───── EXCERPT ─────

Recent data has indicated that the scope of mental health related illness in the Illawarra Shoalhaven district is consistently higher than NSW and national averages, according to the Australian Bureau of Statistics, HealthStats NSW and the Illawarra Shoalhaven Suicide Prevention Collaborative

Safe Haven Wollongong services manager, Sarah Holmes believes that the high statistics of mental illness in the Illawarra Shoalhaven is due to multiple environmental factors, as well as the pandemic.

“Over the last year we had not only the response to COVID-19 and what that meant for households and communities, but also significant environmental disasters,” Ms Holmes said.

“We had the numerous occasions of flooding and we also had the bushfires, so I definitely think it’s been a big couple of years for the Illawarra Shoalhaven in particular.”

Safe Haven Wollongong provides an alternative place to the hospital emergency department for anyone who is feeling emotional or suicidal distress.

Illawarra resident Kittie Humphries has suffered from a diagnosed major depressive disorder and generalised anxiety, and said she is not surprised by the mental health statistics in the Illawarra Shoalhaven region.

“Some of the reasons affecting this is the housing crisis and increased population in the area, with very limited facilities or services and economic inequality,” Miss Humphries said.

“Also waitlists for assistance are absolutely insane. Being on suicide watch and told it’s two months until you can see a psychiatrist to potentially start medication that you can’t afford isn’t exactly the light at the end of the tunnel.

───── LISTED ENTRIES ─────

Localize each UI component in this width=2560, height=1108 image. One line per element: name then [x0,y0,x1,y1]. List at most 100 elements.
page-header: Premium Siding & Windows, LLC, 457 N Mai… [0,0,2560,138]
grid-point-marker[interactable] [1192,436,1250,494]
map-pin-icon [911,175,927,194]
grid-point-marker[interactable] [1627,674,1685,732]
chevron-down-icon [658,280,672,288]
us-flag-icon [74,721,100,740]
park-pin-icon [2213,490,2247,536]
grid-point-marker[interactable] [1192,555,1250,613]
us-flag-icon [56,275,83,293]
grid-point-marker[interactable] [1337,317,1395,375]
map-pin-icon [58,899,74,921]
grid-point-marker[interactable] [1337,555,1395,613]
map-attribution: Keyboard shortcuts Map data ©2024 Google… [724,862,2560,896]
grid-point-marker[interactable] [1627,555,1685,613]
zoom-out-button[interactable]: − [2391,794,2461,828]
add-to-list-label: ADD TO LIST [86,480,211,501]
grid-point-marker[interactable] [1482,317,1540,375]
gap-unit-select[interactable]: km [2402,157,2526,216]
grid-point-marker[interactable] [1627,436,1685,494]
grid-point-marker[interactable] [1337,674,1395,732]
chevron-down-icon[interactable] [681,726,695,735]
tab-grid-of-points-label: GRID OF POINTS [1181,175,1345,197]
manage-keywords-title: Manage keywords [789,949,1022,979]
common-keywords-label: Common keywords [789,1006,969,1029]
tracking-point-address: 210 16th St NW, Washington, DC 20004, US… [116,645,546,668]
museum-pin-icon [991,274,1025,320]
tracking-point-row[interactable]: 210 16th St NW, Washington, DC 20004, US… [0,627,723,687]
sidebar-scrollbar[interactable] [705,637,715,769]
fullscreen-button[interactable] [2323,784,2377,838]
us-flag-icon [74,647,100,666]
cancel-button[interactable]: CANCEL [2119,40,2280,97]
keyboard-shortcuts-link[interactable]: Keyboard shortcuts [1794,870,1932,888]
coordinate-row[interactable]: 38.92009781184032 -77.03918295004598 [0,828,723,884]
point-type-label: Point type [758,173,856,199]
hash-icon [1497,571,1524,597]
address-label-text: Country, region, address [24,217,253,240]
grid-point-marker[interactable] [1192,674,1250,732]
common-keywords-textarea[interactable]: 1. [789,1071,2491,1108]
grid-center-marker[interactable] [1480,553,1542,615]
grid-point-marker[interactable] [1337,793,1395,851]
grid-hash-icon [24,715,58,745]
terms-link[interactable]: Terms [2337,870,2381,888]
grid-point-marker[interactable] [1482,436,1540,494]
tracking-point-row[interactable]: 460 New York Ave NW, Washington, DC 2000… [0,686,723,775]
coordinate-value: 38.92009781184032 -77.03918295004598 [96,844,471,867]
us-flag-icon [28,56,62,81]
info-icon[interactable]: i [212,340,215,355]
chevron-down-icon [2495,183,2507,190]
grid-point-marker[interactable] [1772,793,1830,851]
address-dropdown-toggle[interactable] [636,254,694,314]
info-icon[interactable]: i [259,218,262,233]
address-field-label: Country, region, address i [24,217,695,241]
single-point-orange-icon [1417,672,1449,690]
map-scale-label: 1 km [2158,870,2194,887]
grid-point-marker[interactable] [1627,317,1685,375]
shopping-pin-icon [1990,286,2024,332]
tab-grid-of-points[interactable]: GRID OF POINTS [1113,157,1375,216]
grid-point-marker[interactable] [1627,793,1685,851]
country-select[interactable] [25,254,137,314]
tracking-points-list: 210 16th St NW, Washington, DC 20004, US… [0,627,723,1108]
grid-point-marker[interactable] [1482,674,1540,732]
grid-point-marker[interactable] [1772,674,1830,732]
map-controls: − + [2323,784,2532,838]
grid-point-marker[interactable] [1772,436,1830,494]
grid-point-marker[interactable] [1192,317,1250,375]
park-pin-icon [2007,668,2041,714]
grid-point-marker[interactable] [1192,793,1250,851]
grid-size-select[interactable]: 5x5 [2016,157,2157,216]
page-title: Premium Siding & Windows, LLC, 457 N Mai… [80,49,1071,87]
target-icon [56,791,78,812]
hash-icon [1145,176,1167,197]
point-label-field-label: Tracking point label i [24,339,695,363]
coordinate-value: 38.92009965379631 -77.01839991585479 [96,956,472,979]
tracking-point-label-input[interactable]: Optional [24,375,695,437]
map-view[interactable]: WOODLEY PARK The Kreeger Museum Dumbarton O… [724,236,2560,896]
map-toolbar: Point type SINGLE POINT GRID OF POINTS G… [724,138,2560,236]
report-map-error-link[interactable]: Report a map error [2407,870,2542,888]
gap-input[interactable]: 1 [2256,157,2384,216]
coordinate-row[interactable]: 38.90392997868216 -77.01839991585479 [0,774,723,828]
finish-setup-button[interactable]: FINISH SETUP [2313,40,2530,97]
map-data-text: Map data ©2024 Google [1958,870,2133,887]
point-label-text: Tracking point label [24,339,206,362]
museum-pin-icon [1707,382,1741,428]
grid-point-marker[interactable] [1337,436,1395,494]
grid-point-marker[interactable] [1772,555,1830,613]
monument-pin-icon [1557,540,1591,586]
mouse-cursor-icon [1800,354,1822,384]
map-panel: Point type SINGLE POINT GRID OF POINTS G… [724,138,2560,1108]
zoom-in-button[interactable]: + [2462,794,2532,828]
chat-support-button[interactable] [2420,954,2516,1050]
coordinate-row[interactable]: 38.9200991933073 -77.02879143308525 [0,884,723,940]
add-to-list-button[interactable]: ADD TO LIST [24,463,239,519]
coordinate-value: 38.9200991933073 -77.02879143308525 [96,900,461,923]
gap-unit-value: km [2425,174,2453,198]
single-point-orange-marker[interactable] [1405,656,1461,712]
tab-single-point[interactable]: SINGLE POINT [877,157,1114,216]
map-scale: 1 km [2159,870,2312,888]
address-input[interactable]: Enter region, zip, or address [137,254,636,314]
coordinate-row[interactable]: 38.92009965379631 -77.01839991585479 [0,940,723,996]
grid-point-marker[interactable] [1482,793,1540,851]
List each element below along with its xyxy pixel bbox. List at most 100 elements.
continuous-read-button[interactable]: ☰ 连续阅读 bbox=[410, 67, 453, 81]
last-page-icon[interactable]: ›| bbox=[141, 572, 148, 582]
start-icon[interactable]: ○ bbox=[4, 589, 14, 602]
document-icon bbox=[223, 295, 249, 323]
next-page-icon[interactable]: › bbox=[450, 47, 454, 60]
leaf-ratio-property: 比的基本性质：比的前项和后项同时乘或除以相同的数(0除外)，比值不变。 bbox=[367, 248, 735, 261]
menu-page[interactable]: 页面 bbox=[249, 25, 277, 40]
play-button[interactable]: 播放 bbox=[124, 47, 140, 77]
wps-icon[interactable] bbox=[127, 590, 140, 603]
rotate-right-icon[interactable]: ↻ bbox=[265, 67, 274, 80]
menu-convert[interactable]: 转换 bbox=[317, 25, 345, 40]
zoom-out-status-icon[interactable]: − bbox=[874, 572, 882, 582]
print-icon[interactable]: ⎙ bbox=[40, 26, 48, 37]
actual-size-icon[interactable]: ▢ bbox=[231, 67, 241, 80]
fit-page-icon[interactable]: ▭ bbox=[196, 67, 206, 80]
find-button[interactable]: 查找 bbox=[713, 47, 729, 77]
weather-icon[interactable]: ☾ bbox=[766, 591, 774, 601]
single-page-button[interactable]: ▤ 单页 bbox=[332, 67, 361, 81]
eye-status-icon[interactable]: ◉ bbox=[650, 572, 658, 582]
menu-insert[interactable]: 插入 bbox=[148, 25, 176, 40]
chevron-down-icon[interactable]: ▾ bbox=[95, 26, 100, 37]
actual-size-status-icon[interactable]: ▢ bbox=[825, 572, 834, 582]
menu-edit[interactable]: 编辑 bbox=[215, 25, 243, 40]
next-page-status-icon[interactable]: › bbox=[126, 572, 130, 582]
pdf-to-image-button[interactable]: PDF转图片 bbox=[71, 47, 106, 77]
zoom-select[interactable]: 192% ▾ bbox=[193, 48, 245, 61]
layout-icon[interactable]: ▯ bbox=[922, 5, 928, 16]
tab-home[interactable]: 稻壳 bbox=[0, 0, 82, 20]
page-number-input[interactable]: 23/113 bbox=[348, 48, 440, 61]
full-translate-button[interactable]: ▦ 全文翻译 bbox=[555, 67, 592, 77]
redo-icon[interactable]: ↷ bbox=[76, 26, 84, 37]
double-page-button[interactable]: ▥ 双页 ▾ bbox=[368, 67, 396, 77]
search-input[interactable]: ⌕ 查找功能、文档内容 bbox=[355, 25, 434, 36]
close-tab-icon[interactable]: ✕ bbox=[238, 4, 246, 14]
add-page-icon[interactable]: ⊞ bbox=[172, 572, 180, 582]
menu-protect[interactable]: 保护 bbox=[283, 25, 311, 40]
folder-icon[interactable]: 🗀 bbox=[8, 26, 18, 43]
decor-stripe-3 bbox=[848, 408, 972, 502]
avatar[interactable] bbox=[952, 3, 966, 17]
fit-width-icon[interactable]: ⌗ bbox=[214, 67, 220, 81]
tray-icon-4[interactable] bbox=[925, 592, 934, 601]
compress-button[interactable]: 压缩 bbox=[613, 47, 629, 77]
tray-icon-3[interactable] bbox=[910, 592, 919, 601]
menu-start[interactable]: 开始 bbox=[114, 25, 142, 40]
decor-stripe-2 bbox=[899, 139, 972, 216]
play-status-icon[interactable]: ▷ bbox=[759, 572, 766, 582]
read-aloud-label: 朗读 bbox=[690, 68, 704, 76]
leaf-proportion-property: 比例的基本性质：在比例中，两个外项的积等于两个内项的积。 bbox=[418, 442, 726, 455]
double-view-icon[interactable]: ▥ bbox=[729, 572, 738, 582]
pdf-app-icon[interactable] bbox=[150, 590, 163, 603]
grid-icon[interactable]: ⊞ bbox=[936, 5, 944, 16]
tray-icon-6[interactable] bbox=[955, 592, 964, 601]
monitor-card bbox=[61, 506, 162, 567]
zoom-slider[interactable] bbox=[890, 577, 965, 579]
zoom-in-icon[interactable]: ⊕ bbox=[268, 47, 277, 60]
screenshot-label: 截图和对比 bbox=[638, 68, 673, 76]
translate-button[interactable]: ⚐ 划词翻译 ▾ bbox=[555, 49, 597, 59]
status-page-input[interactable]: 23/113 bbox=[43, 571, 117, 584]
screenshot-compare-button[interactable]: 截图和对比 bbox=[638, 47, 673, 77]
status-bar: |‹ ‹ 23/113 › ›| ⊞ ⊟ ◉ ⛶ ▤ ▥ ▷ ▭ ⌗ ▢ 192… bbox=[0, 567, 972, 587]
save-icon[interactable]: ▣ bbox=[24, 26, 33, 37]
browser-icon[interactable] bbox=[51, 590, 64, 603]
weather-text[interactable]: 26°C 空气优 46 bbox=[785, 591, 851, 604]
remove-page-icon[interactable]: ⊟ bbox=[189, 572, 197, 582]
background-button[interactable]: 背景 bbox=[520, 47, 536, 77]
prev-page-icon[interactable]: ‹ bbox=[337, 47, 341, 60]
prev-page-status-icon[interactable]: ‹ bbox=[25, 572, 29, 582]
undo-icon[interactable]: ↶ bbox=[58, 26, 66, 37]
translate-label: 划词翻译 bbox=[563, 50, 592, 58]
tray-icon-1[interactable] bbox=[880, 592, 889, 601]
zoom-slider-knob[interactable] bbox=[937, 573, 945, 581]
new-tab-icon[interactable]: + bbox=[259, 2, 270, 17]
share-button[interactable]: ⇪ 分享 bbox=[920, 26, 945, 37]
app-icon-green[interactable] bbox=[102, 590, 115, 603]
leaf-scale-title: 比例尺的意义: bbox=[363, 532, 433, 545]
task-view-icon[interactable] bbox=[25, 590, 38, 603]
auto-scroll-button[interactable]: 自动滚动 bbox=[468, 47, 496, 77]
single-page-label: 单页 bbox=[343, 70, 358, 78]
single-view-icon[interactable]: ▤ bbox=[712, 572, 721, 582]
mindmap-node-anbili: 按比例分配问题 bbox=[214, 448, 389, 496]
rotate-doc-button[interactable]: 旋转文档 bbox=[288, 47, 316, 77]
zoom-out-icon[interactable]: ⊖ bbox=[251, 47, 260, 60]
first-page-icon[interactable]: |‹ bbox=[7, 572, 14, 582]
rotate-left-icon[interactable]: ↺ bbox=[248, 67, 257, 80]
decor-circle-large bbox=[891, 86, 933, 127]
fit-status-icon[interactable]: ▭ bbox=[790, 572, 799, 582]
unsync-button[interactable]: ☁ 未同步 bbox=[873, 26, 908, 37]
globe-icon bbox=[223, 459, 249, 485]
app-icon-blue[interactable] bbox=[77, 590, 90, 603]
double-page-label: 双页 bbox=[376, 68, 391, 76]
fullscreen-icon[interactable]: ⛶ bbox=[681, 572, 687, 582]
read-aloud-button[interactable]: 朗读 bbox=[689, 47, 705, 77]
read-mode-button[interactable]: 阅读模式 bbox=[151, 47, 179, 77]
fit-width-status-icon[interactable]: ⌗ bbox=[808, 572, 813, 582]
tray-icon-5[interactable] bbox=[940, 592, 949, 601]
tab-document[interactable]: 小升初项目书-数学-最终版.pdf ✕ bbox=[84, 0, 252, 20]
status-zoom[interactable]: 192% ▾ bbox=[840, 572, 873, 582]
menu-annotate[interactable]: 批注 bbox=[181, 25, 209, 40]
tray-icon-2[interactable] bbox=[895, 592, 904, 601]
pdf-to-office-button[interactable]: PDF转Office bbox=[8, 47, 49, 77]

─────

• EXERCISE: Pick up the article on mental illness in the Illawarra Shoalhaven where it stops, and write what comes next. The records aren't needed for this.

• ANSWER SECTION:
“I feel like there is a wider variety and more accessible resources for youth, but there could be more resources in the Illawarra for adults over 25, especially for people in lower economic areas.”

One statistic of the Illawarra Shoalhaven mental health landscape that aligns with the national statistics is the higher suicide rates in males. 

“The biggest thing with male suicide, not only locally but nationally is the silence and the culture,” Ms Holmes said.

“Men don’t often reach out for support due to a culture of being strong and the bread winner, bringing everything into their household.

“This silence can stop men from reaching out.”

Data on mental health provided by organisations like the Australian Bureau of Statistics, HealthStats NSW and the Illawarra Shoalhaven Suicide Prevention Collaborative help to not only distinguish which local areas are in crisis, but also which aspects of mental health require further aid and attention.